Stored data:
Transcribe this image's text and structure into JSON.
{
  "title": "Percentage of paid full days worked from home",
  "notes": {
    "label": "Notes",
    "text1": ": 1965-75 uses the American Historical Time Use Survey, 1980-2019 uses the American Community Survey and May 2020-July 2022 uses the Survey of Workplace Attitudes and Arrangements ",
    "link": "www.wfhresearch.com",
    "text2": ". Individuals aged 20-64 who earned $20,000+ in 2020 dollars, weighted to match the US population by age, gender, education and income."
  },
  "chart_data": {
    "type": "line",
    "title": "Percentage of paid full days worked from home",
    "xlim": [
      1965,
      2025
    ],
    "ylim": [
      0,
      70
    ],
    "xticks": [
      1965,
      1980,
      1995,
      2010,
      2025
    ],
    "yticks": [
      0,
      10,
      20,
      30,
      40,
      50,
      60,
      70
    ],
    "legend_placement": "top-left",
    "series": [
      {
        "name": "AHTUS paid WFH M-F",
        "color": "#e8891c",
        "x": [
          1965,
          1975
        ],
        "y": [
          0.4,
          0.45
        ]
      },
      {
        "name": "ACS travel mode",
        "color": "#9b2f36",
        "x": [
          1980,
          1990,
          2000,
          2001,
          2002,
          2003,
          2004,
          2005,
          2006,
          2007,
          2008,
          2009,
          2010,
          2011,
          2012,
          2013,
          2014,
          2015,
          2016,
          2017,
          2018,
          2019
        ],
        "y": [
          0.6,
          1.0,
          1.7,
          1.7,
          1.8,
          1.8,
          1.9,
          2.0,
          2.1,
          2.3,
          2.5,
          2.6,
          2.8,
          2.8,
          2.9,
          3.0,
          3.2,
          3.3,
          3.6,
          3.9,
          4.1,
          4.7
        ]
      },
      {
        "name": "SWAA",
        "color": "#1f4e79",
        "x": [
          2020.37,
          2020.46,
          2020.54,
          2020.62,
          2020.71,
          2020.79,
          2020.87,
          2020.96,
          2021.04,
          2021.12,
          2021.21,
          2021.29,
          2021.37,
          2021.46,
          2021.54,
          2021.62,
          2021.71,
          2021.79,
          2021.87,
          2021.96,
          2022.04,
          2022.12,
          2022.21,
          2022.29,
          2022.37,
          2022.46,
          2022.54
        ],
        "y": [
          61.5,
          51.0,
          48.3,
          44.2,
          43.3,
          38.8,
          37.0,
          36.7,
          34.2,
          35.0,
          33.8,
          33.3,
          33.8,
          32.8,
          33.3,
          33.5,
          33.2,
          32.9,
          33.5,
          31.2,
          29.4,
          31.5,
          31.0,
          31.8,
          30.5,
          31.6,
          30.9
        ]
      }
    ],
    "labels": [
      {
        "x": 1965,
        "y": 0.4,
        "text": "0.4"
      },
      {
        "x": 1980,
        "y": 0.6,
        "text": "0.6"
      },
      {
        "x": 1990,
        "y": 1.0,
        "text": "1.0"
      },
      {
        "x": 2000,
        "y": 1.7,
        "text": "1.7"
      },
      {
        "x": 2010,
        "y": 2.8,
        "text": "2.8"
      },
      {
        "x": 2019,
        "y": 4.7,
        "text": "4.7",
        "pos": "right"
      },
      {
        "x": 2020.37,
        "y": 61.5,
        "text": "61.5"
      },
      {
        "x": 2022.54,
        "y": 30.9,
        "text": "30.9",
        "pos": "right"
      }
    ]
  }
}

Task: Retype the entries one by one, exactly.

Solution:
Transcribe this image's text and structure into JSON.
{
  "title": "Percentage of paid full days worked from home",
  "notes": {
    "label": "Notes",
    "text1": ": 1965-75 uses the American Historical Time Use Survey, 1980-2019 uses the American Community Survey and May 2020-July 2022 uses the Survey of Workplace Attitudes and Arrangements ",
    "link": "www.wfhresearch.com",
    "text2": ". Individuals aged 20-64 who earned $20,000+ in 2020 dollars, weighted to match the US population by age, gender, education and income."
  },
  "chart_data": {
    "type": "line",
    "title": "Percentage of paid full days worked from home",
    "xlim": [
      1965,
      2025
    ],
    "ylim": [
      0,
      70
    ],
    "xticks": [
      1965,
      1980,
      1995,
      2010,
      2025
    ],
    "yticks": [
      0,
      10,
      20,
      30,
      40,
      50,
      60,
      70
    ],
    "legend_placement": "top-left",
    "series": [
      {
        "name": "AHTUS paid WFH M-F",
        "color": "#e8891c",
        "x": [
          1965,
          1975
        ],
        "y": [
          0.4,
          0.45
        ]
      },
      {
        "name": "ACS travel mode",
        "color": "#9b2f36",
        "x": [
          1980,
          1990,
          2000,
          2001,
          2002,
          2003,
          2004,
          2005,
          2006,
          2007,
          2008,
          2009,
          2010,
          2011,
          2012,
          2013,
          2014,
          2015,
          2016,
          2017,
          2018,
          2019
        ],
        "y": [
          0.6,
          1.0,
          1.7,
          1.7,
          1.8,
          1.8,
          1.9,
          2.0,
          2.1,
          2.3,
          2.5,
          2.6,
          2.8,
          2.8,
          2.9,
          3.0,
          3.2,
          3.3,
          3.6,
          3.9,
          4.1,
          4.7
        ]
      },
      {
        "name": "SWAA",
        "color": "#1f4e79",
        "x": [
          2020.37,
          2020.46,
          2020.54,
          2020.62,
          2020.71,
          2020.79,
          2020.87,
          2020.96,
          2021.04,
          2021.12,
          2021.21,
          2021.29,
          2021.37,
          2021.46,
          2021.54,
          2021.62,
          2021.71,
          2021.79,
          2021.87,
          2021.96,
          2022.04,
          2022.12,
          2022.21,
          2022.29,
          2022.37,
          2022.46,
          2022.54
        ],
        "y": [
          61.5,
          51.0,
          48.3,
          44.2,
          43.3,
          38.8,
          37.0,
          36.7,
          34.2,
          35.0,
          33.8,
          33.3,
          33.8,
          32.8,
          33.3,
          33.5,
          33.2,
          32.9,
          33.5,
          31.2,
          29.4,
          31.5,
          31.0,
          31.8,
          30.5,
          31.6,
          30.9
        ]
      }
    ],
    "labels": [
      {
        "x": 1965,
        "y": 0.4,
        "text": "0.4"
      },
      {
        "x": 1980,
        "y": 0.6,
        "text": "0.6"
      },
      {
        "x": 1990,
        "y": 1.0,
        "text": "1.0"
      },
      {
        "x": 2000,
        "y": 1.7,
        "text": "1.7"
      },
      {
        "x": 2010,
        "y": 2.8,
        "text": "2.8"
      },
      {
        "x": 2019,
        "y": 4.7,
        "text": "4.7",
        "pos": "right"
      },
      {
        "x": 2020.37,
        "y": 61.5,
        "text": "61.5"
      },
      {
        "x": 2022.54,
        "y": 30.9,
        "text": "30.9",
        "pos": "right"
      }
    ]
  }
}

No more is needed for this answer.